Brano fornito —
☆ ☆ ☆ ☆ ☆

Editoriale

Afghanistan, una sconfitta dietro l’altra

Kabul è caduta e sono bastate solo poche settimane ai talebani per annientare l’esercito afghano, finanziato e addestrato dagli Stati Uniti per vent’anni. Per la cronaca, il regime comunista era sopravvissuto tre anni al ritiro dell’Armata Rossa. Ma, al di là della rapida sconfitta, il disastro afghano segna il fallimento della “guerra contro il terrorismo”.

Ragazzo afghano sul relitto di un carro armato di epoca sovietica a Herat, vicino a kabul il 28 novembre 2019
Noorullah Shirzada/AFP

È la primavera del 1988, siamo a Kabul. L’Unione Sovietica, per voce del Segretario Generale del Partito Comunista Mikhail Gorbaciov, ha appena annunciato il ritiro unilaterale delle sue truppe, entrate in Afghanistan nel dicembre del 1979. Per la prima volta, il regime sta per aprire le porte ad un gruppo di 150 giornalisti stranieri arrivati per lo più dal mondo occidentale e che, in gran parte, ha un livello di conoscenza della storia e della cultura dell’Afghanistan prossimo allo zero. Le loro nozioni si riducono ad un assioma rudimentale: la guerra vede contrapposti dei gloriosi mujaheddin ad un partito comunista ridotto al ruolo di burattino nelle mani dei sovietici: il Partito Democratico Popolare, che ha preso il potere il 27 aprile del 1978.

La sera, giunti in albergo, un’ora prima del coprifuoco, siamo invitati dall’incaricato d’affari americano che ci fornisce informazioni, con carte militari alla mano e l’aplomb di un generale alla vigilia di una grande vittoria, su come i ribelli arriveranno a conquistare Kabul non appena gli ultimi soldati sovietici saranno andati via. Armati di certezze e folgorati dalle “informazioni”, i giornalisti cominciano a vagare per le strade della capitale alla ricerca di un’immagine che simboleggi quest’inevitabile sconfitta dell’URSS, come ad esempio quella di un carro armato che si è rovesciato in un fiume della città, prova inconfutabile della disgregazione del regime.

All’epoca, a nessuno importava del futuro delle donne afghane. Eppure, nella capitale, solo la metà di loro indossava il burqa, il velo che le ricopre dalla testa ai piedi, lasciando solo una stretta feritoia a forma di retina all’altezza del viso, e si vedevano nei corridoi dei ministeri e degli uffici amministrativi. Allora avevano accesso all’istruzione, almeno nelle grandi città.

☆ ☆ ☆ ☆ ☆

Voci elencate —
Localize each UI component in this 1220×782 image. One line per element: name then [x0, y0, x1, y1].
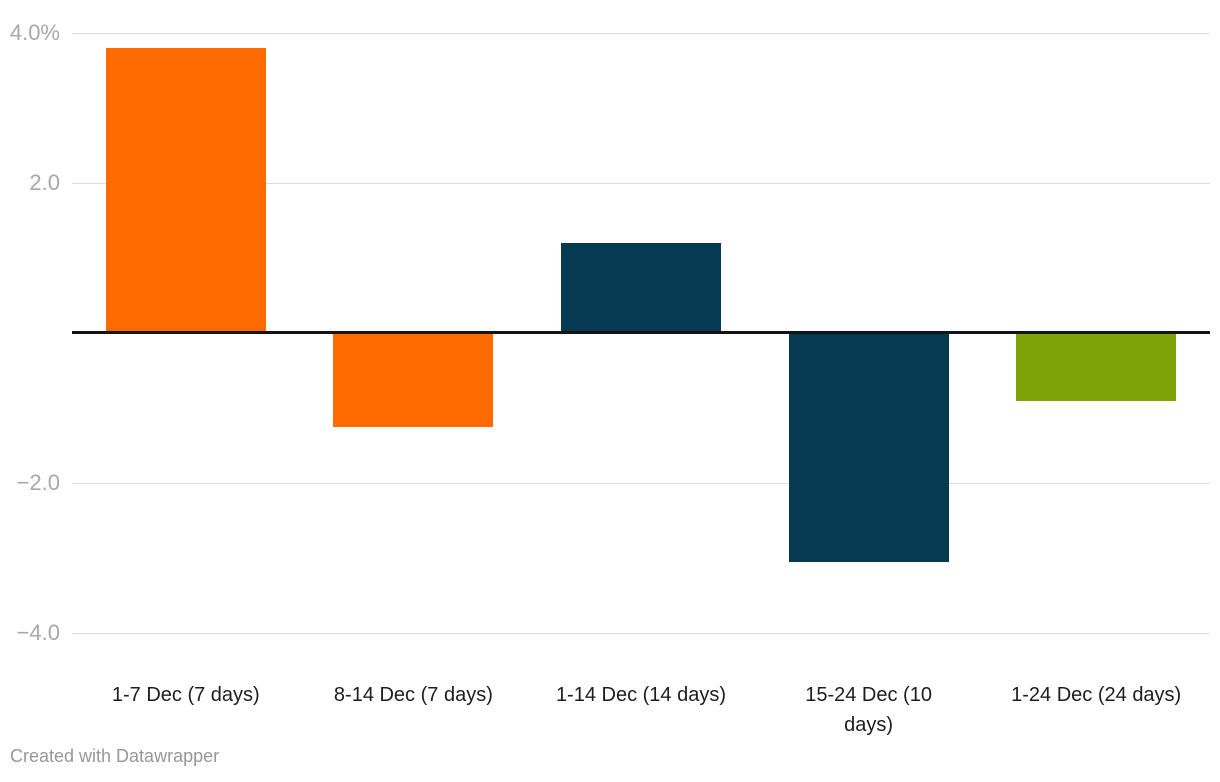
x-tick-line: 15-24 Dec (10	[805, 684, 932, 706]
gridline-plus-2	[72, 183, 1210, 184]
bar-8-14-dec-7-days	[333, 333, 494, 427]
y-tick-label-2.0: 2.0	[29, 170, 60, 195]
y-tick-label-minus-2.0: −2.0	[16, 470, 60, 495]
gridline-minus-2	[72, 483, 1210, 484]
x-tick-line: days)	[844, 714, 894, 736]
gridline-minus-4	[72, 633, 1210, 634]
zero-baseline	[72, 331, 1210, 334]
x-tick-line: 8-14 Dec (7 days)	[333, 684, 493, 706]
bar-1-7-dec-7-days	[105, 48, 266, 333]
bar-15-24-dec-10-days	[788, 333, 949, 562]
bar-1-14-dec-14-days	[561, 243, 721, 333]
datawrapper-credit: Created with Datawrapper	[10, 746, 220, 766]
y-tick-label-4.0%: 4.0%	[9, 20, 60, 45]
bar-1-24-dec-24-days	[1016, 333, 1177, 401]
gridline-plus-4	[72, 33, 1210, 34]
x-tick-label-1: 8-14 Dec (7 days)	[300, 680, 528, 710]
x-tick-line: 1-7 Dec (7 days)	[111, 684, 260, 706]
x-tick-line: 1-14 Dec (14 days)	[555, 684, 727, 706]
x-tick-label-3: 15-24 Dec (10 days)	[755, 680, 983, 740]
x-tick-label-4: 1-24 Dec (24 days)	[982, 680, 1210, 710]
x-tick-line: 1-24 Dec (24 days)	[1011, 684, 1182, 706]
x-tick-label-0: 1-7 Dec (7 days)	[72, 680, 300, 710]
y-tick-label-minus-4.0: −4.0	[16, 620, 60, 645]
x-tick-label-2: 1-14 Dec (14 days)	[527, 680, 755, 710]
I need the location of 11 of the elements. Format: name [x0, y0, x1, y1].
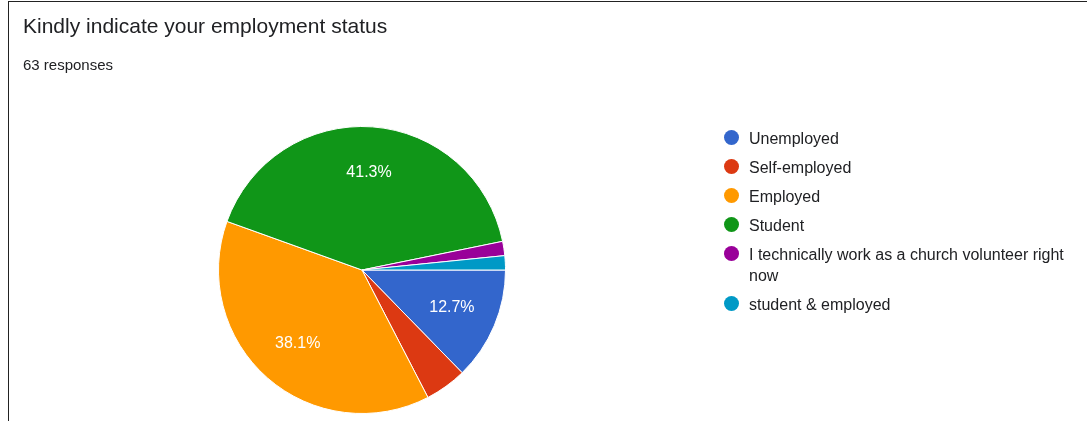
data-label: 38.1% — [275, 333, 321, 351]
legend-label: student & employed — [749, 295, 892, 315]
data-label: 41.3% — [346, 163, 392, 181]
text: 63 responses — [23, 56, 114, 73]
legend-label: Employed — [749, 187, 822, 207]
legend-label: Unemployed — [749, 129, 840, 149]
legend-label: I technically work as a church volunteer right now — [749, 245, 1065, 286]
legend-label: Student — [749, 216, 806, 236]
data-label: 12.7% — [429, 298, 475, 316]
chart-title: Kindly indicate your employment status — [23, 14, 388, 38]
legend-label: Self-employed — [749, 158, 853, 178]
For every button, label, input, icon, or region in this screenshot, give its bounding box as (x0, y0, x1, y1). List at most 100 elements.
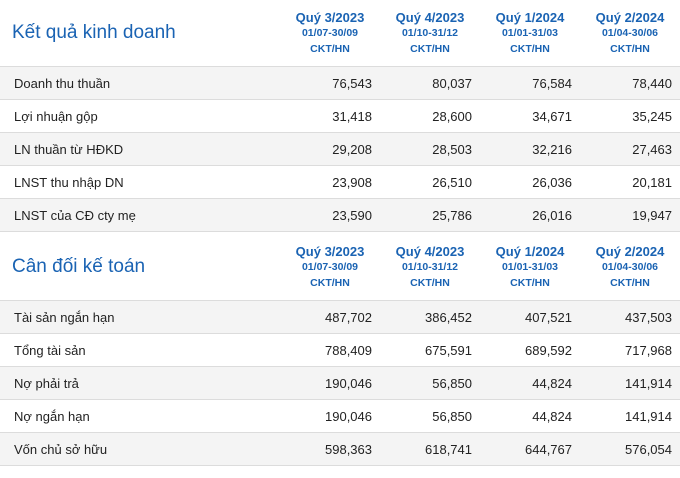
column-header-q2-2024[interactable]: Quý 2/2024 01/04-30/06 CKT/HN (580, 0, 680, 66)
row-label: LNST thu nhập DN (14, 174, 124, 190)
business-results-header: Kết quả kinh doanh Quý 3/2023 01/07-30/0… (0, 0, 680, 66)
column-unit: CKT/HN (310, 276, 350, 289)
column-quarter: Quý 4/2023 (395, 9, 465, 25)
column-quarter: Quý 1/2024 (495, 243, 565, 259)
column-range: 01/01-31/03 (501, 26, 559, 39)
column-range: 01/07-30/09 (301, 26, 359, 39)
row-value: 675,591 (425, 342, 472, 358)
column-range: 01/04-30/06 (601, 260, 659, 273)
row-value: 76,543 (332, 75, 372, 91)
row-value: 28,503 (432, 141, 472, 157)
business-results-title: Kết quả kinh doanh (12, 22, 176, 43)
column-quarter: Quý 3/2023 (295, 243, 365, 259)
column-header-q1-2024[interactable]: Quý 1/2024 01/01-31/03 CKT/HN (480, 0, 580, 66)
column-unit: CKT/HN (610, 42, 650, 55)
row-value: 190,046 (325, 375, 372, 391)
row-value: 26,036 (532, 174, 572, 190)
row-value: 32,216 (532, 141, 572, 157)
row-value: 25,786 (432, 207, 472, 223)
table-row[interactable]: LN thuần từ HĐKD 29,208 28,503 32,216 27… (0, 132, 680, 165)
row-value: 386,452 (425, 309, 472, 325)
row-value: 44,824 (532, 375, 572, 391)
column-quarter: Quý 1/2024 (495, 9, 565, 25)
row-value: 26,510 (432, 174, 472, 190)
row-value: 44,824 (532, 408, 572, 424)
balance-sheet-header: Cân đối kế toán Quý 3/2023 01/07-30/09 C… (0, 234, 680, 300)
table-row[interactable]: Tổng tài sản 788,409 675,591 689,592 717… (0, 333, 680, 366)
row-value: 190,046 (325, 408, 372, 424)
row-value: 788,409 (325, 342, 372, 358)
row-label: Vốn chủ sở hữu (14, 441, 108, 457)
row-value: 35,245 (632, 108, 672, 124)
row-value: 23,590 (332, 207, 372, 223)
table-row[interactable]: Lợi nhuận gộp 31,418 28,600 34,671 35,24… (0, 99, 680, 132)
column-unit: CKT/HN (610, 276, 650, 289)
column-header-q4-2023[interactable]: Quý 4/2023 01/10-31/12 CKT/HN (380, 0, 480, 66)
row-value: 644,767 (525, 441, 572, 457)
table-row[interactable]: Doanh thu thuần 76,543 80,037 76,584 78,… (0, 66, 680, 99)
table-row[interactable]: LNST thu nhập DN 23,908 26,510 26,036 20… (0, 165, 680, 198)
table-row[interactable]: Nợ phải trả 190,046 56,850 44,824 141,91… (0, 366, 680, 399)
column-quarter: Quý 2/2024 (595, 243, 665, 259)
row-value: 141,914 (625, 408, 672, 424)
column-unit: CKT/HN (310, 42, 350, 55)
row-value: 141,914 (625, 375, 672, 391)
row-value: 689,592 (525, 342, 572, 358)
business-results-section: Kết quả kinh doanh Quý 3/2023 01/07-30/0… (0, 0, 680, 232)
column-unit: CKT/HN (510, 276, 550, 289)
table-row[interactable]: LNST của CĐ cty mẹ 23,590 25,786 26,016 … (0, 198, 680, 232)
table-row[interactable]: Tài sản ngắn hạn 487,702 386,452 407,521… (0, 300, 680, 333)
column-quarter: Quý 3/2023 (295, 9, 365, 25)
row-value: 34,671 (532, 108, 572, 124)
column-unit: CKT/HN (510, 42, 550, 55)
row-value: 19,947 (632, 207, 672, 223)
row-label: Doanh thu thuần (14, 75, 111, 91)
row-value: 576,054 (625, 441, 672, 457)
row-value: 56,850 (432, 408, 472, 424)
balance-sheet-section: Cân đối kế toán Quý 3/2023 01/07-30/09 C… (0, 234, 680, 466)
row-value: 26,016 (532, 207, 572, 223)
row-label: Nợ ngắn hạn (14, 408, 90, 424)
row-value: 31,418 (332, 108, 372, 124)
balance-sheet-title: Cân đối kế toán (12, 256, 146, 277)
row-value: 78,440 (632, 75, 672, 91)
row-label: Lợi nhuận gộp (14, 108, 98, 124)
row-value: 487,702 (325, 309, 372, 325)
column-header-q3-2023[interactable]: Quý 3/2023 01/07-30/09 CKT/HN (280, 0, 380, 66)
column-range: 01/10-31/12 (401, 26, 459, 39)
row-label: LN thuần từ HĐKD (14, 141, 124, 157)
table-row[interactable]: Nợ ngắn hạn 190,046 56,850 44,824 141,91… (0, 399, 680, 432)
row-value: 27,463 (632, 141, 672, 157)
row-label: Nợ phải trả (14, 375, 79, 391)
column-range: 01/10-31/12 (401, 260, 459, 273)
column-header-q1-2024[interactable]: Quý 1/2024 01/01-31/03 CKT/HN (480, 234, 580, 300)
row-label: LNST của CĐ cty mẹ (14, 207, 136, 223)
column-quarter: Quý 4/2023 (395, 243, 465, 259)
row-label: Tổng tài sản (14, 342, 86, 358)
row-value: 20,181 (632, 174, 672, 190)
column-header-q2-2024[interactable]: Quý 2/2024 01/04-30/06 CKT/HN (580, 234, 680, 300)
row-value: 76,584 (532, 75, 572, 91)
row-value: 80,037 (432, 75, 472, 91)
column-header-q3-2023[interactable]: Quý 3/2023 01/07-30/09 CKT/HN (280, 234, 380, 300)
row-value: 23,908 (332, 174, 372, 190)
column-header-q4-2023[interactable]: Quý 4/2023 01/10-31/12 CKT/HN (380, 234, 480, 300)
row-value: 29,208 (332, 141, 372, 157)
column-quarter: Quý 2/2024 (595, 9, 665, 25)
table-row[interactable]: Vốn chủ sở hữu 598,363 618,741 644,767 5… (0, 432, 680, 466)
row-value: 56,850 (432, 375, 472, 391)
column-unit: CKT/HN (410, 42, 450, 55)
column-range: 01/04-30/06 (601, 26, 659, 39)
column-range: 01/07-30/09 (301, 260, 359, 273)
column-unit: CKT/HN (410, 276, 450, 289)
column-range: 01/01-31/03 (501, 260, 559, 273)
row-value: 598,363 (325, 441, 372, 457)
row-value: 437,503 (625, 309, 672, 325)
business-results-table: Doanh thu thuần 76,543 80,037 76,584 78,… (0, 66, 680, 232)
row-label: Tài sản ngắn hạn (14, 309, 115, 325)
row-value: 618,741 (425, 441, 472, 457)
row-value: 407,521 (525, 309, 572, 325)
row-value: 717,968 (625, 342, 672, 358)
row-value: 28,600 (432, 108, 472, 124)
balance-sheet-table: Tài sản ngắn hạn 487,702 386,452 407,521… (0, 300, 680, 466)
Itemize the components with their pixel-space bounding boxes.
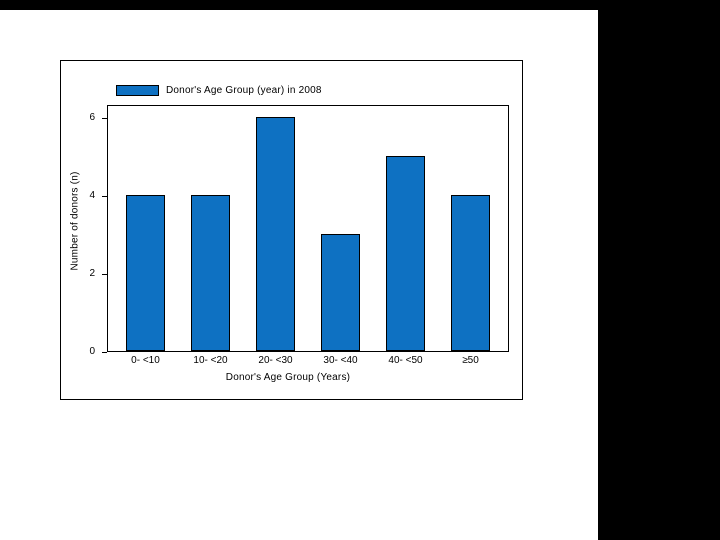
bar-0- <10 — [126, 195, 165, 351]
bar-≥50 — [451, 195, 490, 351]
bar-20- <30 — [256, 117, 295, 351]
y-tick — [102, 196, 107, 197]
bar-30- <40 — [321, 234, 360, 351]
y-tick — [102, 352, 107, 353]
y-tick-label: 0 — [89, 346, 95, 357]
document-canvas: Donor's Age Group (year) in 2008 Number … — [0, 10, 598, 540]
y-tick — [102, 118, 107, 119]
y-tick — [102, 274, 107, 275]
plot-area — [107, 105, 509, 352]
x-tick-label: 40- <50 — [388, 355, 423, 366]
y-tick-label: 6 — [89, 112, 95, 123]
x-tick-label: 30- <40 — [323, 355, 358, 366]
x-tick-label: 20- <30 — [258, 355, 293, 366]
bar-10- <20 — [191, 195, 230, 351]
chart-page: Donor's Age Group (year) in 2008 Number … — [60, 60, 523, 400]
legend-swatch — [116, 85, 159, 96]
y-tick-label: 4 — [89, 190, 95, 201]
legend-label: Donor's Age Group (year) in 2008 — [166, 85, 322, 96]
y-axis-title: Number of donors (n) — [69, 171, 81, 271]
x-tick-label: 0- <10 — [131, 355, 160, 366]
x-tick-label: ≥50 — [462, 355, 479, 366]
bar-40- <50 — [386, 156, 425, 351]
x-axis-title: Donor's Age Group (Years) — [225, 372, 351, 383]
y-tick-label: 2 — [89, 268, 95, 279]
x-axis-tick-labels: 0- <10 10- <20 20- <30 30- <40 40- <50 ≥50 — [107, 355, 509, 367]
x-tick-label: 10- <20 — [193, 355, 228, 366]
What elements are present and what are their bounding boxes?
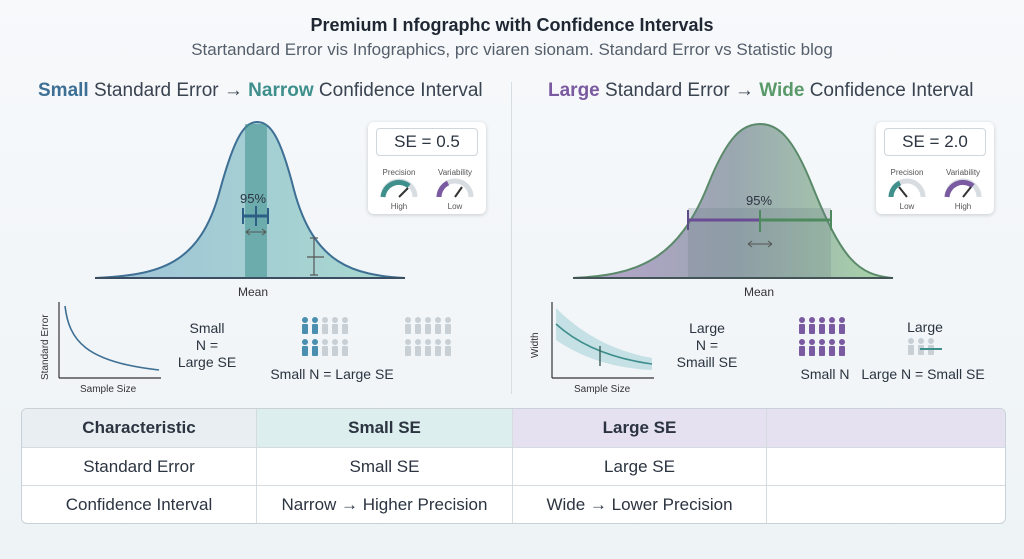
left-variability-gauge: Variability Low — [430, 168, 480, 211]
table-cell: Wide → Lower Precision — [513, 486, 767, 523]
right-mean-label: Mean — [744, 285, 775, 299]
table-cell: Large SE — [513, 448, 767, 486]
table-header-row: Characteristic Small SE Large SE — [22, 409, 1005, 448]
table-row: Confidence Interval Narrow → Higher Prec… — [22, 486, 1005, 523]
left-graph-xlabel: Sample Size — [80, 384, 137, 395]
right-note1: Large N = Smaill SE — [676, 320, 738, 370]
right-note2-caption: Large N = Small SE — [861, 366, 985, 382]
left-heading-end: Confidence Interval — [313, 80, 483, 101]
left-people-large-n — [405, 317, 451, 356]
left-note2: Small N = Large SE — [270, 366, 394, 382]
left-graph-ylabel: Standard Error — [40, 314, 51, 380]
left-ci-band — [245, 124, 267, 278]
right-width-vs-n-graph — [551, 302, 654, 379]
right-heading: Large Standard Error → Wide Confidence I… — [548, 80, 973, 102]
right-people-small-n — [799, 317, 845, 356]
left-heading: Small Standard Error → Narrow Confidence… — [38, 80, 483, 102]
right-note2-large: Large — [907, 319, 943, 335]
right-heading-wide: Wide — [759, 80, 805, 101]
left-distribution-curve — [94, 120, 406, 279]
left-ci-label: 95% — [240, 191, 267, 206]
page-subtitle: Startandard Error vis Infographics, prc … — [191, 40, 833, 59]
left-heading-mid: Standard Error → — [88, 80, 249, 101]
table-cell: Narrow → Higher Precision — [257, 486, 513, 523]
gauge-icon — [944, 178, 982, 198]
table-cell — [767, 448, 1005, 486]
right-heading-end: Confidence Interval — [804, 80, 974, 101]
table-header-cell — [767, 409, 1005, 448]
right-curve-fill — [572, 122, 894, 279]
right-graph-xlabel: Sample Size — [574, 384, 631, 395]
left-heading-small: Small — [38, 80, 89, 101]
left-note1: Small N = Large SE — [177, 320, 237, 370]
table-header-cell: Large SE — [513, 409, 767, 448]
left-precision-gauge: Precision High — [374, 168, 424, 211]
table-cell: Small SE — [257, 448, 513, 486]
gauge-icon — [888, 178, 926, 198]
left-heading-narrow: Narrow — [248, 80, 314, 101]
right-ci-label: 95% — [746, 193, 773, 208]
comparison-table: Characteristic Small SE Large SE Standar… — [21, 408, 1006, 524]
right-variability-gauge: Variability High — [938, 168, 988, 211]
right-heading-mid: Standard Error → — [599, 80, 760, 101]
table-cell — [767, 486, 1005, 523]
right-people-large-n — [908, 338, 942, 355]
left-se-card: SE = 0.5 Precision High Variability Low — [368, 122, 486, 214]
table-cell: Confidence Interval — [22, 486, 257, 523]
right-heading-large: Large — [548, 80, 600, 101]
gauge-icon — [436, 178, 474, 198]
table-header-cell: Small SE — [257, 409, 513, 448]
right-precision-gauge: Precision Low — [882, 168, 932, 211]
page-title: Premium I nfographc with Confidence Inte… — [310, 15, 714, 35]
left-se-value: SE = 0.5 — [376, 128, 478, 156]
right-se-card: SE = 2.0 Precision Low Variability High — [876, 122, 994, 214]
right-graph-ylabel: Width — [530, 332, 541, 358]
right-note2-small-n: Small N — [800, 366, 850, 382]
right-se-value: SE = 2.0 — [884, 128, 986, 156]
table-row: Standard Error Small SE Large SE — [22, 448, 1005, 486]
right-distribution-curve — [572, 122, 894, 279]
table-header-cell: Characteristic — [22, 409, 257, 448]
table-cell: Standard Error — [22, 448, 257, 486]
left-se-vs-n-graph — [58, 302, 161, 379]
gauge-icon — [380, 178, 418, 198]
panel-divider — [511, 82, 512, 394]
left-people-small-n — [302, 317, 348, 356]
left-mean-label: Mean — [238, 285, 269, 299]
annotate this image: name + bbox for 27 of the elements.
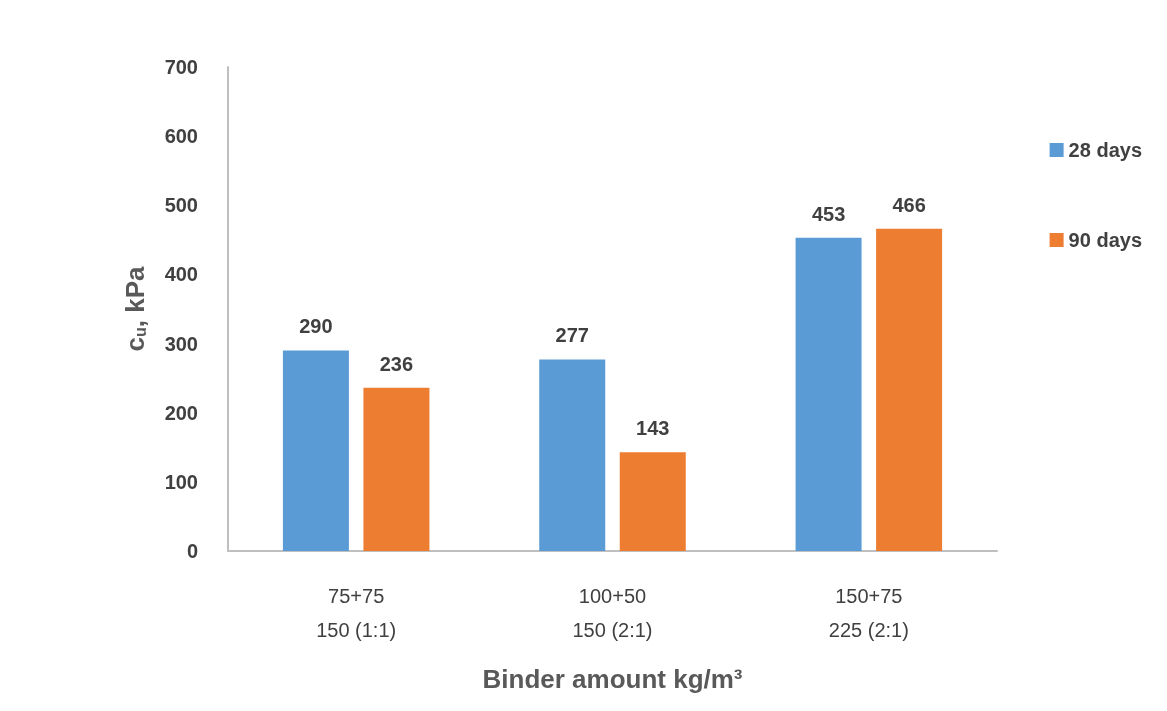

☆ ☆ ☆ ☆ ☆

Richiesta scritta 1 — Trascriva in forma di elenco numerato, omettendo le righe vuote, le righe dei record comprese tra quella che contiene "bar-0- <10 — [126, 195, 165, 351]" e quella che contiene "bar-10- <20 — [191, 195, 230, 351]", entrambe incluse.
Richiesta scritta 2 — Scriva la parte successiva dell'editoriale sull'Afghanistan, proseguendo dopo l'ultima frase riportata.

Esito del compito 1 —
1. bar-0- <10 — [126, 195, 165, 351]
2. bar-≥50 — [451, 195, 490, 351]
3. bar-20- <30 — [256, 117, 295, 351]
4. y-tick — [102, 196, 107, 197]
5. bar-30- <40 — [321, 234, 360, 351]
6. y-tick — [102, 352, 107, 353]
7. y-tick-label: 0 — [89, 346, 95, 357]
8. document-canvas: Donor's Age Group (year) in 2008 Number … — [0, 10, 598, 540]
9. y-tick — [102, 118, 107, 119]
10. y-tick — [102, 274, 107, 275]
11. plot-area — [107, 105, 509, 352]
12. x-tick-label: 40- <50 — [388, 355, 423, 366]
13. y-tick-label: 6 — [89, 112, 95, 123]
14. x-tick-label: 30- <40 — [323, 355, 358, 366]
15. x-tick-label: 20- <30 — [258, 355, 293, 366]
16. bar-10- <20 — [191, 195, 230, 351]

Esito del compito 2 —
Ridotto a scontro tra Est ed Ovest, tra il Male e il Bene, al conflitto hanno partecipato anche altri oltre alle due potenze. Il Partito Comunista Afgano, attraversato da una serie di correnti, molto diviso al suo interno, che aveva un’influenza limitata, ma concreta tra gli strati più “moderni” – in particolare tra gli ufficiali e i soldati – e tra le minoranze, che lo avevano spinto a conquistare il potere senza l’appoggio dei sovietici, che intrattenevano ottimi rapporti con il presidente destituito Mohammad Daoud Khan. All’epoca, avevo incontrato alcuni leader del movimento, capendo fin dove arrivava la loro determinazione a non cedere il potere senza combattere.

«Far sanguinare i russi»

La resistenza afghana era frammentata in una moltitudine di gruppi, e le posizioni radicali (non ancora chiamate jihadiste) sono diventate più forti con il prolungarsi della guerra e dei crimini dell’Armata Rossa. Ma, per il presidente americano Ronald Reagan e per l’Occidente, erano solo dei “combattenti per la libertà” di fronte all’“impero del Male”, con tutte le virtù dei valorosi cavalieri, così emozionanti nei loro costumi tradizionali.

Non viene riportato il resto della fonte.